> _Written exercise_:
Gather each line of the entries below that includes "displayed".

○ ○ ○ ○

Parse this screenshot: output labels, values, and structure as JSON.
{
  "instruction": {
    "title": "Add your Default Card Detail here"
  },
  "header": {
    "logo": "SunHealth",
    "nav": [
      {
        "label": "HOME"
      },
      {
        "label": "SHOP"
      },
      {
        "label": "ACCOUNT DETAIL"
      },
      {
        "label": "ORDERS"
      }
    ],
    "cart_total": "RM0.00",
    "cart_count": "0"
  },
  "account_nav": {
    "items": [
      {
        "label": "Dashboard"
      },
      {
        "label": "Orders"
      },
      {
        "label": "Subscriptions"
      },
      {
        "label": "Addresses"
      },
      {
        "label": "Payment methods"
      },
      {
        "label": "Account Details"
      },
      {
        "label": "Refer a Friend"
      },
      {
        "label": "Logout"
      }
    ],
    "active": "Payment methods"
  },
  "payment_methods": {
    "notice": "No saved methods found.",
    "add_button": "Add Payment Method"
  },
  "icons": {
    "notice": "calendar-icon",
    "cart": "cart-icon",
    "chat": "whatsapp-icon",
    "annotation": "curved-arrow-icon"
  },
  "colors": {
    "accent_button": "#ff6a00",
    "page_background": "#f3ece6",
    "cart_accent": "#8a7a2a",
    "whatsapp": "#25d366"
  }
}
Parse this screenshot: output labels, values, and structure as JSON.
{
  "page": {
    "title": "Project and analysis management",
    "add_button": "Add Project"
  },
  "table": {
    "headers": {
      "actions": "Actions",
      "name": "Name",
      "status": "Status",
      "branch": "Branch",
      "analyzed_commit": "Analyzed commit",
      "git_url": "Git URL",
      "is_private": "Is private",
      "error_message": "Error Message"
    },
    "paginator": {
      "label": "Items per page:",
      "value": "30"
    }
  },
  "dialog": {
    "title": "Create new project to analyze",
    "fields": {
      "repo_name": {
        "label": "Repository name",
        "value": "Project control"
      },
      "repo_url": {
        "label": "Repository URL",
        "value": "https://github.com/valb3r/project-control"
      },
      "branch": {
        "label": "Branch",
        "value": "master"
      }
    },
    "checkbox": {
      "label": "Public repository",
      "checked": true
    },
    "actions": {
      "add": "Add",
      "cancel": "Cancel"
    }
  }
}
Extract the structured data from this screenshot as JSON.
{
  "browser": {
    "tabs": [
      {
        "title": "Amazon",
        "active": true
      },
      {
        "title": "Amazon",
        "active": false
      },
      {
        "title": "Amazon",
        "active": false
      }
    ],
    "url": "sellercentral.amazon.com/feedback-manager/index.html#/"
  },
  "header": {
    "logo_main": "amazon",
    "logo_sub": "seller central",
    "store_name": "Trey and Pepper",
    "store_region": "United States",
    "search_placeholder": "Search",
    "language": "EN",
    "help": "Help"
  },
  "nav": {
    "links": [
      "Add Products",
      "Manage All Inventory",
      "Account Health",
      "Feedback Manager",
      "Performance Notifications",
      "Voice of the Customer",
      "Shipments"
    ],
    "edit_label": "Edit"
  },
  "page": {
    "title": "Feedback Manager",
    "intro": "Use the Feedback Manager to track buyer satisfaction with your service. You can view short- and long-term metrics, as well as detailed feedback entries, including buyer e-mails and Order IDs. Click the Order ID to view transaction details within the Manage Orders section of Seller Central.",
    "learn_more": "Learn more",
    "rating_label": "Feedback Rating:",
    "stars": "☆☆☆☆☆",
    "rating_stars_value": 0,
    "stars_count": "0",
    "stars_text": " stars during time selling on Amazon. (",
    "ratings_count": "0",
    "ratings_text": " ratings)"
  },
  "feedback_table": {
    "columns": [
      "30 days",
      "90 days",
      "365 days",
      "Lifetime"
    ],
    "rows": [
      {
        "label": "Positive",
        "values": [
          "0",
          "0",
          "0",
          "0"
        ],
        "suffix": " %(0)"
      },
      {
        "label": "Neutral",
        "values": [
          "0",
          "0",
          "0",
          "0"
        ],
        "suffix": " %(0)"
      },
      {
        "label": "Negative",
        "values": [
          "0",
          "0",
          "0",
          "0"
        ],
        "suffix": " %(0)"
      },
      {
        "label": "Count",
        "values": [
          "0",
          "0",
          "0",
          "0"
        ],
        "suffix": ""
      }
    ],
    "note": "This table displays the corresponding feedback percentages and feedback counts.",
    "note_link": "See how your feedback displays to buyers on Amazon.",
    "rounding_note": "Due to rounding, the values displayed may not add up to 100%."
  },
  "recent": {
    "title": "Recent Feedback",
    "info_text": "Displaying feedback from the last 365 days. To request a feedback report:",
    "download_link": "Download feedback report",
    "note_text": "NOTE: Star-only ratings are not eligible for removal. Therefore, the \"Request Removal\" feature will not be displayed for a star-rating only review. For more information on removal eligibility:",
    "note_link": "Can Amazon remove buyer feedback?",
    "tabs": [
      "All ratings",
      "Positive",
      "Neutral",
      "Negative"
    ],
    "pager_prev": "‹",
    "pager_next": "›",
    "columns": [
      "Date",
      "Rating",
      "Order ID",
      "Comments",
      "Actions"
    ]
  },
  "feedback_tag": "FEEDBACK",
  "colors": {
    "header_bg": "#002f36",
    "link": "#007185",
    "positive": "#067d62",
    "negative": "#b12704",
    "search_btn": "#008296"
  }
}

○ ○ ○ ○

> _Result of the exercise_:
    "rounding_note": "Due to rounding, the values displayed may not add up to 100%."
    "note_text": "NOTE: Star-only ratings are not eligible for removal. Therefore, the \"Request Removal\" feature will not be displayed for a star-rating only review. For more information on removal eligibility:",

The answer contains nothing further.